Where the line holding "Convert this document image to plain text." appears, start copying, and continue exactly through the last line of the listing, skipping pictures.

>> start Given entries

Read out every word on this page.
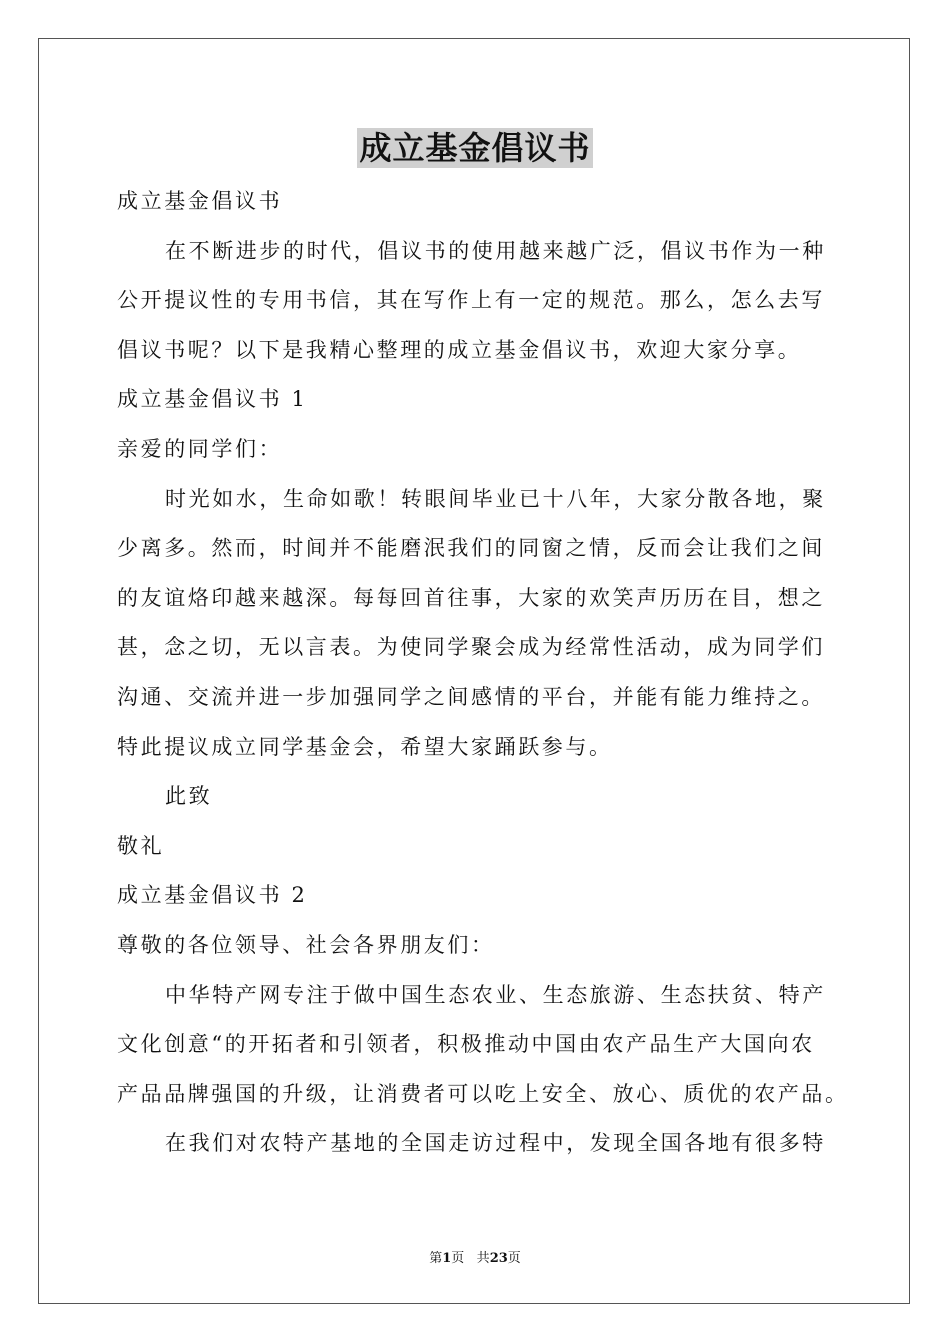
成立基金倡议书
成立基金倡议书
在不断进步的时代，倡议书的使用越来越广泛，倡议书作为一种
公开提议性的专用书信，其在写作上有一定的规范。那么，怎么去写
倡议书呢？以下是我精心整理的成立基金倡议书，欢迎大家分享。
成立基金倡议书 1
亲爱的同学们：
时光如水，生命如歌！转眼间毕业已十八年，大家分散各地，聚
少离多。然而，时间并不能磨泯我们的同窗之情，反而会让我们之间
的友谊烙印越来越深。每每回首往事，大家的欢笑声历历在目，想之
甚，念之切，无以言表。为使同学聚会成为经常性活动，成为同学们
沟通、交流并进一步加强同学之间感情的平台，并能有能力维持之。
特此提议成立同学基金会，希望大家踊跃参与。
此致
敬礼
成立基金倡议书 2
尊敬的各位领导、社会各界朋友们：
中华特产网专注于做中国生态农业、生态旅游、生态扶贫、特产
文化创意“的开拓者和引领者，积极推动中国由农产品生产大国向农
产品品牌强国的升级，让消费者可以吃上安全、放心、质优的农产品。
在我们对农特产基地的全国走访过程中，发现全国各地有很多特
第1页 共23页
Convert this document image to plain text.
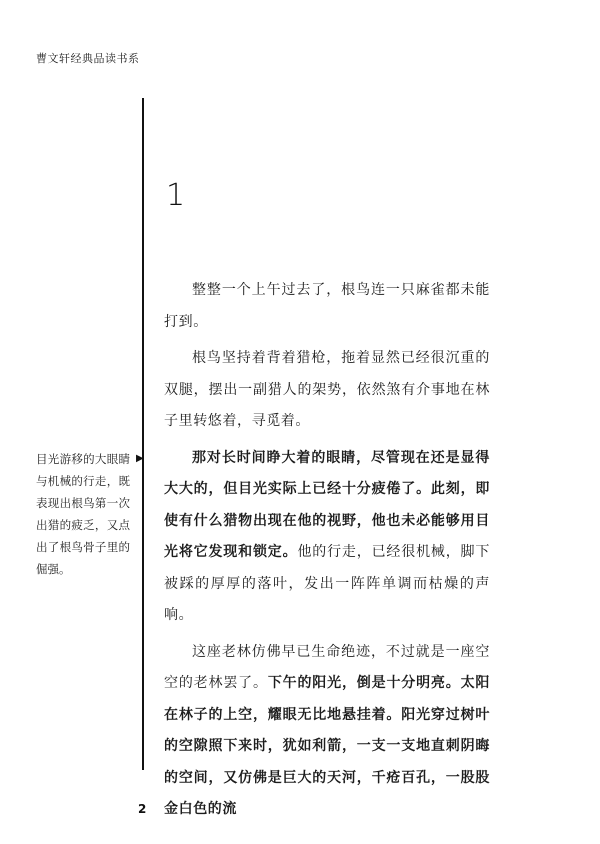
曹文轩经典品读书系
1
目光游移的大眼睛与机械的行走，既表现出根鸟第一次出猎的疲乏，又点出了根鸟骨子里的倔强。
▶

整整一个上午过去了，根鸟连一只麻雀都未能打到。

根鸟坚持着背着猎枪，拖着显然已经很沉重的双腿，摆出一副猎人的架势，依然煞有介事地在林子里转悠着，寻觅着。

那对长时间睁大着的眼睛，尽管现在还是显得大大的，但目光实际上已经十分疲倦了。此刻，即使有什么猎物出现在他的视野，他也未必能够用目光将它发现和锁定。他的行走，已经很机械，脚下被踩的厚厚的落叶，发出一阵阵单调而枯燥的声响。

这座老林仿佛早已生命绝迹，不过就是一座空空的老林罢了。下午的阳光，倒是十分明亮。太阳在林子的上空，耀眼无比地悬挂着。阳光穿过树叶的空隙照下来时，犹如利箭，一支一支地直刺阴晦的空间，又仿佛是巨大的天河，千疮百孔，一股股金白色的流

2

>> end Given entries

Response to this exercise →
Convert this document image to plain text.
曹文轩经典品读书系
1
目光游移的大眼睛与机械的行走，既表现出根鸟第一次出猎的疲乏，又点出了根鸟骨子里的倔强。
▶

整整一个上午过去了，根鸟连一只麻雀都未能打到。

根鸟坚持着背着猎枪，拖着显然已经很沉重的双腿，摆出一副猎人的架势，依然煞有介事地在林子里转悠着，寻觅着。

那对长时间睁大着的眼睛，尽管现在还是显得大大的，但目光实际上已经十分疲倦了。此刻，即使有什么猎物出现在他的视野，他也未必能够用目光将它发现和锁定。他的行走，已经很机械，脚下被踩的厚厚的落叶，发出一阵阵单调而枯燥的声响。

这座老林仿佛早已生命绝迹，不过就是一座空空的老林罢了。下午的阳光，倒是十分明亮。太阳在林子的上空，耀眼无比地悬挂着。阳光穿过树叶的空隙照下来时，犹如利箭，一支一支地直刺阴晦的空间，又仿佛是巨大的天河，千疮百孔，一股股金白色的流

2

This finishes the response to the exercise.